Once the pictures are set aside, output all the records exactly.

(Data entries for graphics)
----------------

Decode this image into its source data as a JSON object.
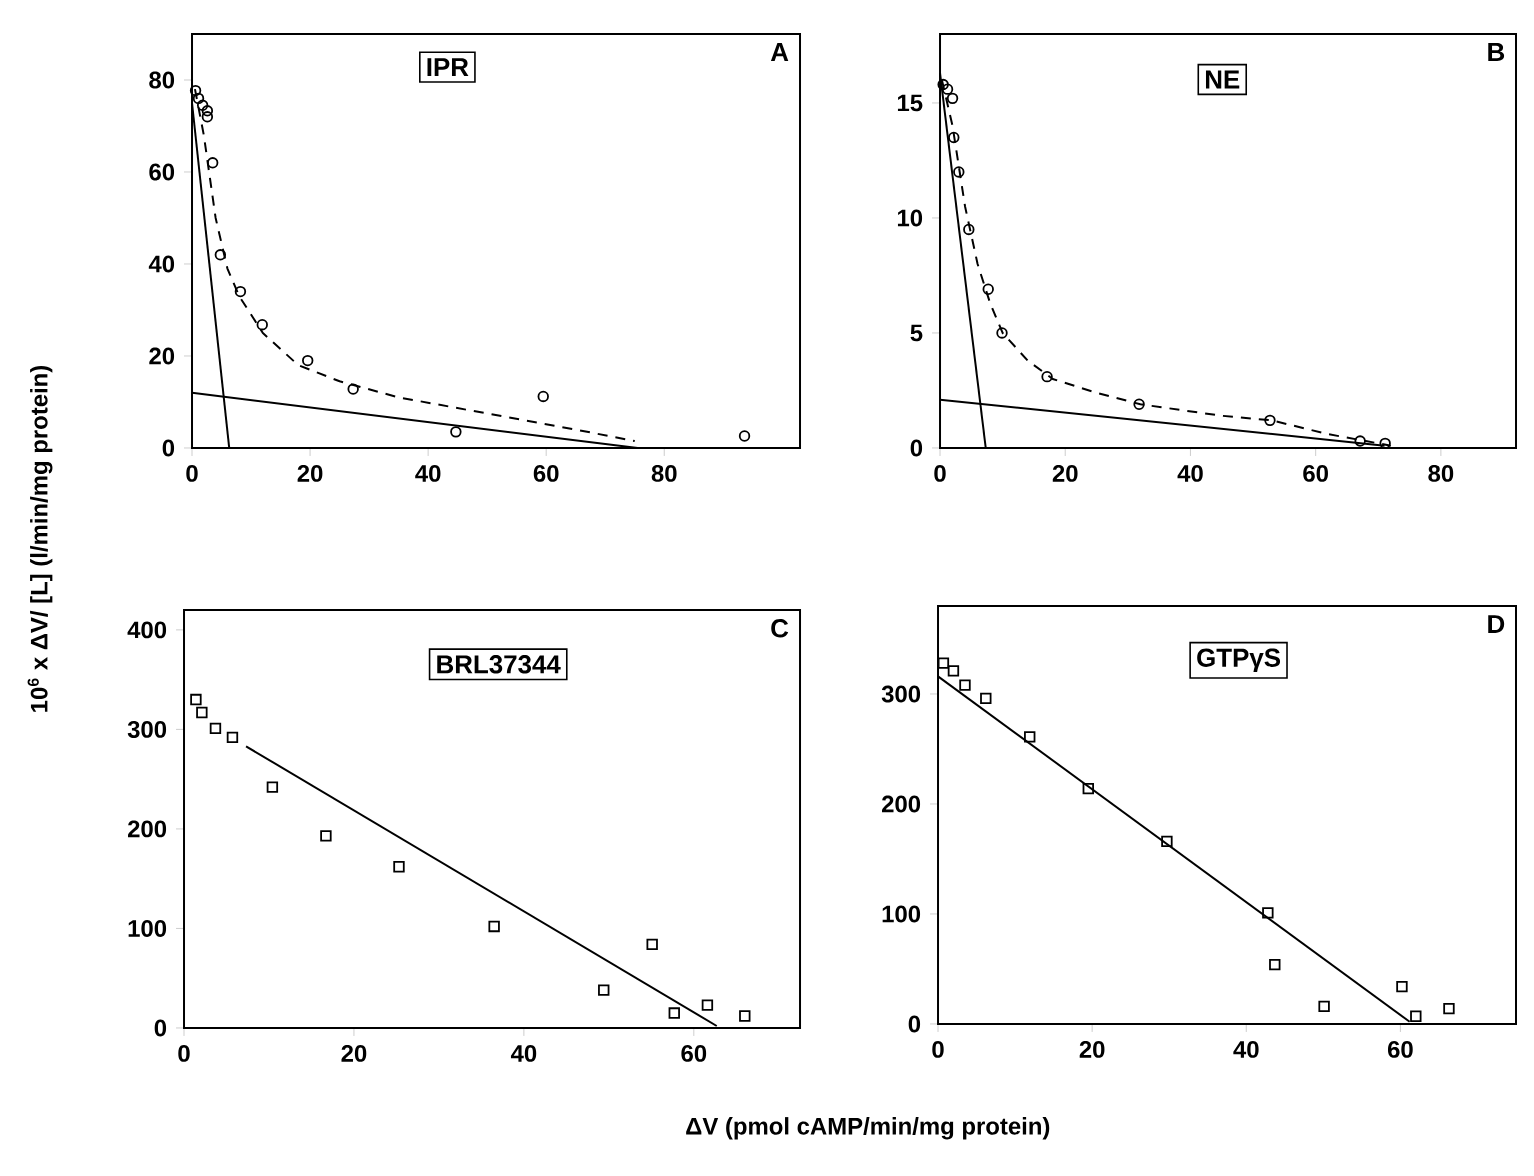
{
  "chart_data": [
    {
      "type": "scatter",
      "title": "IPR",
      "annotations": [
        "A"
      ],
      "ylabel": "10$^{6}$ x  ΔV/ [L]    (l/min/mg protein)",
      "xlim": [
        0,
        103
      ],
      "ylim": [
        0,
        90
      ],
      "xticks": [
        0,
        20,
        40,
        60,
        80
      ],
      "yticks": [
        0,
        20,
        40,
        60,
        80
      ],
      "series": [
        {
          "color": "#000000",
          "marker": "circle",
          "x": [
            0.6,
            1.1,
            1.8,
            2.6,
            2.6,
            3.5,
            4.8,
            8.2,
            11.9,
            19.6,
            27.3,
            44.7,
            59.5,
            93.6
          ],
          "values": [
            77.7,
            76,
            74.5,
            73.3,
            72,
            62,
            42,
            34,
            26.8,
            19,
            12.8,
            3.5,
            11.2,
            2.6
          ]
        },
        {
          "type": "line",
          "color": "#000000",
          "line_style": "dashed",
          "x": [
            0.5,
            2,
            4,
            6,
            8,
            12,
            18,
            25,
            35,
            50,
            65,
            75
          ],
          "values": [
            78,
            68,
            50,
            39,
            33,
            25,
            18,
            14.5,
            11,
            7.5,
            4,
            1.5
          ]
        },
        {
          "type": "line",
          "color": "#000000",
          "line_style": "solid",
          "x": [
            0,
            6.3
          ],
          "values": [
            75,
            0
          ]
        },
        {
          "type": "line",
          "color": "#000000",
          "line_style": "solid",
          "x": [
            0,
            75.5
          ],
          "values": [
            12,
            0
          ]
        }
      ]
    },
    {
      "type": "scatter",
      "title": "NE",
      "annotations": [
        "B"
      ],
      "xlim": [
        0,
        92
      ],
      "ylim": [
        0,
        18
      ],
      "xticks": [
        0,
        20,
        40,
        60,
        80
      ],
      "yticks": [
        0,
        5,
        10,
        15
      ],
      "series": [
        {
          "color": "#000000",
          "marker": "circle",
          "x": [
            0.5,
            1.2,
            2,
            2.2,
            3,
            4.6,
            7.7,
            9.9,
            17.1,
            31.8,
            52.7,
            67.1,
            71.1
          ],
          "values": [
            15.8,
            15.6,
            15.2,
            13.5,
            12,
            9.5,
            6.9,
            5,
            3.1,
            1.9,
            1.2,
            0.3,
            0.2
          ]
        },
        {
          "type": "line",
          "color": "#000000",
          "line_style": "dashed",
          "x": [
            0.3,
            2,
            4,
            6,
            8,
            10,
            14,
            18,
            25,
            32,
            45,
            53,
            62,
            72
          ],
          "values": [
            16,
            14,
            10.5,
            8,
            6.3,
            5,
            3.8,
            3,
            2.4,
            1.9,
            1.4,
            1.2,
            0.6,
            0.1
          ]
        },
        {
          "type": "line",
          "color": "#000000",
          "line_style": "solid",
          "x": [
            0,
            7.3
          ],
          "values": [
            16.3,
            0
          ]
        },
        {
          "type": "line",
          "color": "#000000",
          "line_style": "solid",
          "x": [
            0,
            71
          ],
          "values": [
            2.1,
            0.1
          ]
        }
      ]
    },
    {
      "type": "scatter",
      "title": "BRL37344",
      "annotations": [
        "C"
      ],
      "xlabel": "ΔV   (pmol cAMP/min/mg protein)",
      "xlim": [
        0,
        72.5
      ],
      "ylim": [
        0,
        420
      ],
      "xticks": [
        0,
        20,
        40,
        60
      ],
      "yticks": [
        0,
        100,
        200,
        300,
        400
      ],
      "series": [
        {
          "color": "#000000",
          "marker": "square",
          "x": [
            1.4,
            2.1,
            3.7,
            5.7,
            10.4,
            16.7,
            25.3,
            36.5,
            49.4,
            55.1,
            57.7,
            61.6,
            66
          ],
          "values": [
            330,
            317,
            301,
            292,
            242,
            193,
            162,
            102,
            38,
            84,
            15,
            23,
            12
          ]
        },
        {
          "type": "line",
          "color": "#000000",
          "line_style": "solid",
          "x": [
            7.3,
            62.7
          ],
          "values": [
            283,
            2
          ]
        }
      ]
    },
    {
      "type": "scatter",
      "title": "GTPγS",
      "annotations": [
        "D"
      ],
      "xlim": [
        0,
        75
      ],
      "ylim": [
        0,
        380
      ],
      "xticks": [
        0,
        20,
        40,
        60
      ],
      "yticks": [
        0,
        100,
        200,
        300
      ],
      "series": [
        {
          "color": "#000000",
          "marker": "square",
          "x": [
            0.7,
            2,
            3.5,
            6.2,
            11.9,
            19.5,
            29.7,
            42.8,
            43.7,
            50.1,
            60.2,
            62,
            66.3
          ],
          "values": [
            328,
            321,
            308,
            296,
            261,
            214,
            166,
            101,
            54,
            16,
            34,
            7,
            14
          ]
        },
        {
          "type": "line",
          "color": "#000000",
          "line_style": "solid",
          "x": [
            0,
            61.2
          ],
          "values": [
            316,
            2
          ]
        }
      ]
    }
  ]
}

----------------

## Exercise answer
Decode this image into its source data as a JSON object.
{
  "chart_data": [
    {
      "type": "scatter",
      "title": "IPR",
      "annotations": [
        "A"
      ],
      "ylabel": "10$^{6}$ x  ΔV/ [L]    (l/min/mg protein)",
      "xlim": [
        0,
        103
      ],
      "ylim": [
        0,
        90
      ],
      "xticks": [
        0,
        20,
        40,
        60,
        80
      ],
      "yticks": [
        0,
        20,
        40,
        60,
        80
      ],
      "series": [
        {
          "color": "#000000",
          "marker": "circle",
          "x": [
            0.6,
            1.1,
            1.8,
            2.6,
            2.6,
            3.5,
            4.8,
            8.2,
            11.9,
            19.6,
            27.3,
            44.7,
            59.5,
            93.6
          ],
          "values": [
            77.7,
            76,
            74.5,
            73.3,
            72,
            62,
            42,
            34,
            26.8,
            19,
            12.8,
            3.5,
            11.2,
            2.6
          ]
        },
        {
          "type": "line",
          "color": "#000000",
          "line_style": "dashed",
          "x": [
            0.5,
            2,
            4,
            6,
            8,
            12,
            18,
            25,
            35,
            50,
            65,
            75
          ],
          "values": [
            78,
            68,
            50,
            39,
            33,
            25,
            18,
            14.5,
            11,
            7.5,
            4,
            1.5
          ]
        },
        {
          "type": "line",
          "color": "#000000",
          "line_style": "solid",
          "x": [
            0,
            6.3
          ],
          "values": [
            75,
            0
          ]
        },
        {
          "type": "line",
          "color": "#000000",
          "line_style": "solid",
          "x": [
            0,
            75.5
          ],
          "values": [
            12,
            0
          ]
        }
      ]
    },
    {
      "type": "scatter",
      "title": "NE",
      "annotations": [
        "B"
      ],
      "xlim": [
        0,
        92
      ],
      "ylim": [
        0,
        18
      ],
      "xticks": [
        0,
        20,
        40,
        60,
        80
      ],
      "yticks": [
        0,
        5,
        10,
        15
      ],
      "series": [
        {
          "color": "#000000",
          "marker": "circle",
          "x": [
            0.5,
            1.2,
            2,
            2.2,
            3,
            4.6,
            7.7,
            9.9,
            17.1,
            31.8,
            52.7,
            67.1,
            71.1
          ],
          "values": [
            15.8,
            15.6,
            15.2,
            13.5,
            12,
            9.5,
            6.9,
            5,
            3.1,
            1.9,
            1.2,
            0.3,
            0.2
          ]
        },
        {
          "type": "line",
          "color": "#000000",
          "line_style": "dashed",
          "x": [
            0.3,
            2,
            4,
            6,
            8,
            10,
            14,
            18,
            25,
            32,
            45,
            53,
            62,
            72
          ],
          "values": [
            16,
            14,
            10.5,
            8,
            6.3,
            5,
            3.8,
            3,
            2.4,
            1.9,
            1.4,
            1.2,
            0.6,
            0.1
          ]
        },
        {
          "type": "line",
          "color": "#000000",
          "line_style": "solid",
          "x": [
            0,
            7.3
          ],
          "values": [
            16.3,
            0
          ]
        },
        {
          "type": "line",
          "color": "#000000",
          "line_style": "solid",
          "x": [
            0,
            71
          ],
          "values": [
            2.1,
            0.1
          ]
        }
      ]
    },
    {
      "type": "scatter",
      "title": "BRL37344",
      "annotations": [
        "C"
      ],
      "xlabel": "ΔV   (pmol cAMP/min/mg protein)",
      "xlim": [
        0,
        72.5
      ],
      "ylim": [
        0,
        420
      ],
      "xticks": [
        0,
        20,
        40,
        60
      ],
      "yticks": [
        0,
        100,
        200,
        300,
        400
      ],
      "series": [
        {
          "color": "#000000",
          "marker": "square",
          "x": [
            1.4,
            2.1,
            3.7,
            5.7,
            10.4,
            16.7,
            25.3,
            36.5,
            49.4,
            55.1,
            57.7,
            61.6,
            66
          ],
          "values": [
            330,
            317,
            301,
            292,
            242,
            193,
            162,
            102,
            38,
            84,
            15,
            23,
            12
          ]
        },
        {
          "type": "line",
          "color": "#000000",
          "line_style": "solid",
          "x": [
            7.3,
            62.7
          ],
          "values": [
            283,
            2
          ]
        }
      ]
    },
    {
      "type": "scatter",
      "title": "GTPγS",
      "annotations": [
        "D"
      ],
      "xlim": [
        0,
        75
      ],
      "ylim": [
        0,
        380
      ],
      "xticks": [
        0,
        20,
        40,
        60
      ],
      "yticks": [
        0,
        100,
        200,
        300
      ],
      "series": [
        {
          "color": "#000000",
          "marker": "square",
          "x": [
            0.7,
            2,
            3.5,
            6.2,
            11.9,
            19.5,
            29.7,
            42.8,
            43.7,
            50.1,
            60.2,
            62,
            66.3
          ],
          "values": [
            328,
            321,
            308,
            296,
            261,
            214,
            166,
            101,
            54,
            16,
            34,
            7,
            14
          ]
        },
        {
          "type": "line",
          "color": "#000000",
          "line_style": "solid",
          "x": [
            0,
            61.2
          ],
          "values": [
            316,
            2
          ]
        }
      ]
    }
  ]
}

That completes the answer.